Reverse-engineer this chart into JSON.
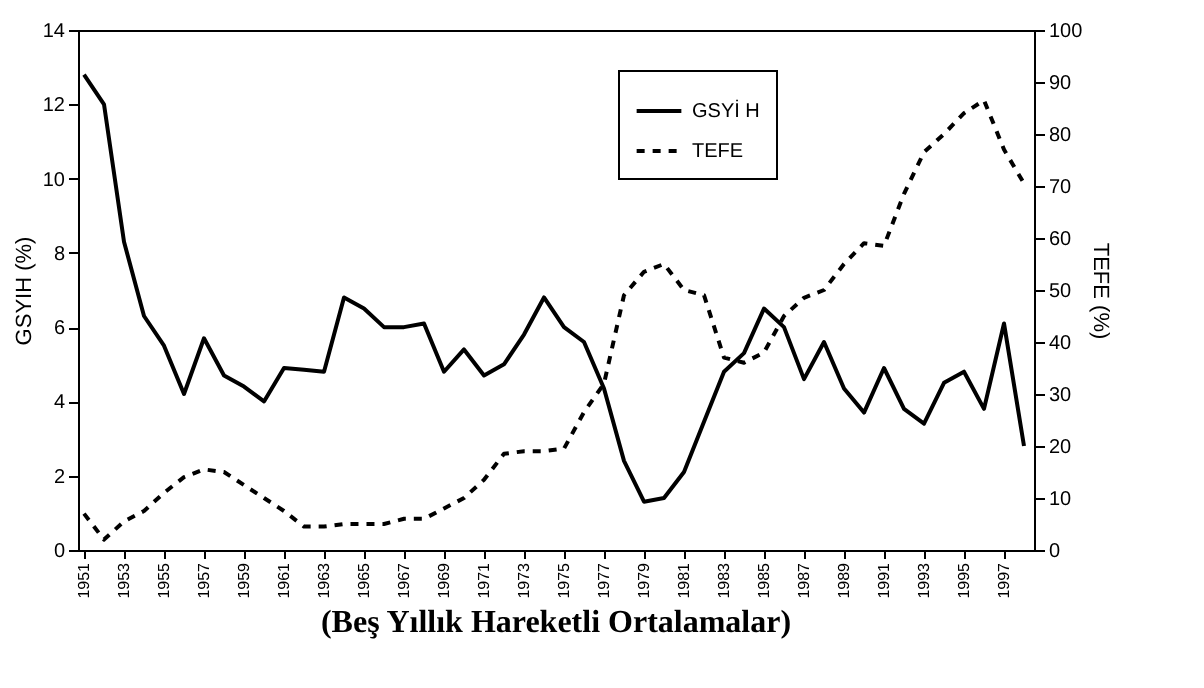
{
  "chart_data": {
    "type": "line",
    "xlabel": "(Beş Yıllık Hareketli Ortalamalar)",
    "ylabel": "GSYIH (%)",
    "y2label": "TEFE (%)",
    "x": [
      1951,
      1952,
      1953,
      1954,
      1955,
      1956,
      1957,
      1958,
      1959,
      1960,
      1961,
      1962,
      1963,
      1964,
      1965,
      1966,
      1967,
      1968,
      1969,
      1970,
      1971,
      1972,
      1973,
      1974,
      1975,
      1976,
      1977,
      1978,
      1979,
      1980,
      1981,
      1982,
      1983,
      1984,
      1985,
      1986,
      1987,
      1988,
      1989,
      1990,
      1991,
      1992,
      1993,
      1994,
      1995,
      1996,
      1997,
      1998
    ],
    "series": [
      {
        "name": "GSYİ H",
        "color": "#000000",
        "line_style": "solid",
        "axis": "y",
        "values": [
          12.8,
          12.0,
          8.3,
          6.3,
          5.5,
          4.2,
          5.7,
          4.7,
          4.4,
          4.0,
          4.9,
          4.85,
          4.8,
          6.8,
          6.5,
          6.0,
          6.0,
          6.1,
          4.8,
          5.4,
          4.7,
          5.0,
          5.8,
          6.8,
          6.0,
          5.6,
          4.35,
          2.4,
          1.3,
          1.4,
          2.1,
          3.45,
          4.8,
          5.3,
          6.5,
          6.0,
          4.6,
          5.6,
          4.35,
          3.7,
          4.9,
          3.8,
          3.4,
          4.5,
          4.8,
          3.8,
          6.1,
          2.8
        ]
      },
      {
        "name": "TEFE",
        "color": "#000000",
        "line_style": "dashed",
        "axis": "y2",
        "values": [
          7,
          2,
          5.5,
          7.5,
          11,
          14,
          15.5,
          15,
          12.5,
          10,
          7.5,
          4.5,
          4.5,
          5,
          5,
          5,
          6,
          6,
          8,
          10,
          13.5,
          18.5,
          19,
          19,
          19.5,
          26.5,
          32,
          49,
          53.5,
          55,
          50,
          49,
          37,
          36,
          38,
          45,
          48.5,
          50,
          55,
          59,
          58.5,
          68.5,
          76.5,
          80,
          84,
          86.5,
          77,
          70.5
        ]
      }
    ],
    "xlim": [
      1950.7,
      1998.5
    ],
    "xticks": [
      1951,
      1953,
      1955,
      1957,
      1959,
      1961,
      1963,
      1965,
      1967,
      1969,
      1971,
      1973,
      1975,
      1977,
      1979,
      1981,
      1983,
      1985,
      1987,
      1989,
      1991,
      1993,
      1995,
      1997
    ],
    "ylim": [
      0,
      14
    ],
    "yticks": [
      0,
      2,
      4,
      6,
      8,
      10,
      12,
      14
    ],
    "y2lim": [
      0,
      100
    ],
    "y2ticks": [
      0,
      10,
      20,
      30,
      40,
      50,
      60,
      70,
      80,
      90,
      100
    ],
    "grid": false,
    "legend": "top right",
    "marker": "none"
  }
}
------------------------------
> SHORT PROBLEM:
All of the lines above should be printed exactly, minus the pictures.

> THE REPLY:
Reverse-engineer this chart into JSON.
{
  "chart_data": {
    "type": "line",
    "xlabel": "(Beş Yıllık Hareketli Ortalamalar)",
    "ylabel": "GSYIH (%)",
    "y2label": "TEFE (%)",
    "x": [
      1951,
      1952,
      1953,
      1954,
      1955,
      1956,
      1957,
      1958,
      1959,
      1960,
      1961,
      1962,
      1963,
      1964,
      1965,
      1966,
      1967,
      1968,
      1969,
      1970,
      1971,
      1972,
      1973,
      1974,
      1975,
      1976,
      1977,
      1978,
      1979,
      1980,
      1981,
      1982,
      1983,
      1984,
      1985,
      1986,
      1987,
      1988,
      1989,
      1990,
      1991,
      1992,
      1993,
      1994,
      1995,
      1996,
      1997,
      1998
    ],
    "series": [
      {
        "name": "GSYİ H",
        "color": "#000000",
        "line_style": "solid",
        "axis": "y",
        "values": [
          12.8,
          12.0,
          8.3,
          6.3,
          5.5,
          4.2,
          5.7,
          4.7,
          4.4,
          4.0,
          4.9,
          4.85,
          4.8,
          6.8,
          6.5,
          6.0,
          6.0,
          6.1,
          4.8,
          5.4,
          4.7,
          5.0,
          5.8,
          6.8,
          6.0,
          5.6,
          4.35,
          2.4,
          1.3,
          1.4,
          2.1,
          3.45,
          4.8,
          5.3,
          6.5,
          6.0,
          4.6,
          5.6,
          4.35,
          3.7,
          4.9,
          3.8,
          3.4,
          4.5,
          4.8,
          3.8,
          6.1,
          2.8
        ]
      },
      {
        "name": "TEFE",
        "color": "#000000",
        "line_style": "dashed",
        "axis": "y2",
        "values": [
          7,
          2,
          5.5,
          7.5,
          11,
          14,
          15.5,
          15,
          12.5,
          10,
          7.5,
          4.5,
          4.5,
          5,
          5,
          5,
          6,
          6,
          8,
          10,
          13.5,
          18.5,
          19,
          19,
          19.5,
          26.5,
          32,
          49,
          53.5,
          55,
          50,
          49,
          37,
          36,
          38,
          45,
          48.5,
          50,
          55,
          59,
          58.5,
          68.5,
          76.5,
          80,
          84,
          86.5,
          77,
          70.5
        ]
      }
    ],
    "xlim": [
      1950.7,
      1998.5
    ],
    "xticks": [
      1951,
      1953,
      1955,
      1957,
      1959,
      1961,
      1963,
      1965,
      1967,
      1969,
      1971,
      1973,
      1975,
      1977,
      1979,
      1981,
      1983,
      1985,
      1987,
      1989,
      1991,
      1993,
      1995,
      1997
    ],
    "ylim": [
      0,
      14
    ],
    "yticks": [
      0,
      2,
      4,
      6,
      8,
      10,
      12,
      14
    ],
    "y2lim": [
      0,
      100
    ],
    "y2ticks": [
      0,
      10,
      20,
      30,
      40,
      50,
      60,
      70,
      80,
      90,
      100
    ],
    "grid": false,
    "legend": "top right",
    "marker": "none"
  }
}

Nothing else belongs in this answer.